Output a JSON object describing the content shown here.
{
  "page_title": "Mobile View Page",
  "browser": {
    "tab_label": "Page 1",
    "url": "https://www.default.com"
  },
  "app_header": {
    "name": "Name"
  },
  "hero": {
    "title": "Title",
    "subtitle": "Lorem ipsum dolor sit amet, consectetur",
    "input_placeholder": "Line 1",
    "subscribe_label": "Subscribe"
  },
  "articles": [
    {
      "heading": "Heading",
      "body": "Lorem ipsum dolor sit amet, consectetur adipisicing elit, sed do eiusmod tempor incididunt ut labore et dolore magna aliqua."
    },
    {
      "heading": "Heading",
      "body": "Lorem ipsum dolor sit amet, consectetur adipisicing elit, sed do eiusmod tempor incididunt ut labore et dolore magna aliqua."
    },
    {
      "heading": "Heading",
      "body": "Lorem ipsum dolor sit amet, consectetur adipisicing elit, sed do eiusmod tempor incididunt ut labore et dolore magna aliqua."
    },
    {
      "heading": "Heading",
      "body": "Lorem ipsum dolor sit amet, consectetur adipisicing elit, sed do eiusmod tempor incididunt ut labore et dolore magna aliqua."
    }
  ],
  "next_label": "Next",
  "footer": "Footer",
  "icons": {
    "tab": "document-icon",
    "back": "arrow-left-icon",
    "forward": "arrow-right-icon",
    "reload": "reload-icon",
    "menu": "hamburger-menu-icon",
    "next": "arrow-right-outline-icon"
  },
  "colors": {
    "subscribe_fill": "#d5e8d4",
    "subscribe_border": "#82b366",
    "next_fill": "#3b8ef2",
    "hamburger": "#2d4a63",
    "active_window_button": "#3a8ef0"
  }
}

• **PROBLEM TO WORK ON**
Copy out the whole listing, exactly as written.

• **SOLUTION TO THE EXERCISE**
Output a JSON object describing the content shown here.
{
  "page_title": "Mobile View Page",
  "browser": {
    "tab_label": "Page 1",
    "url": "https://www.default.com"
  },
  "app_header": {
    "name": "Name"
  },
  "hero": {
    "title": "Title",
    "subtitle": "Lorem ipsum dolor sit amet, consectetur",
    "input_placeholder": "Line 1",
    "subscribe_label": "Subscribe"
  },
  "articles": [
    {
      "heading": "Heading",
      "body": "Lorem ipsum dolor sit amet, consectetur adipisicing elit, sed do eiusmod tempor incididunt ut labore et dolore magna aliqua."
    },
    {
      "heading": "Heading",
      "body": "Lorem ipsum dolor sit amet, consectetur adipisicing elit, sed do eiusmod tempor incididunt ut labore et dolore magna aliqua."
    },
    {
      "heading": "Heading",
      "body": "Lorem ipsum dolor sit amet, consectetur adipisicing elit, sed do eiusmod tempor incididunt ut labore et dolore magna aliqua."
    },
    {
      "heading": "Heading",
      "body": "Lorem ipsum dolor sit amet, consectetur adipisicing elit, sed do eiusmod tempor incididunt ut labore et dolore magna aliqua."
    }
  ],
  "next_label": "Next",
  "footer": "Footer",
  "icons": {
    "tab": "document-icon",
    "back": "arrow-left-icon",
    "forward": "arrow-right-icon",
    "reload": "reload-icon",
    "menu": "hamburger-menu-icon",
    "next": "arrow-right-outline-icon"
  },
  "colors": {
    "subscribe_fill": "#d5e8d4",
    "subscribe_border": "#82b366",
    "next_fill": "#3b8ef2",
    "hamburger": "#2d4a63",
    "active_window_button": "#3a8ef0"
  }
}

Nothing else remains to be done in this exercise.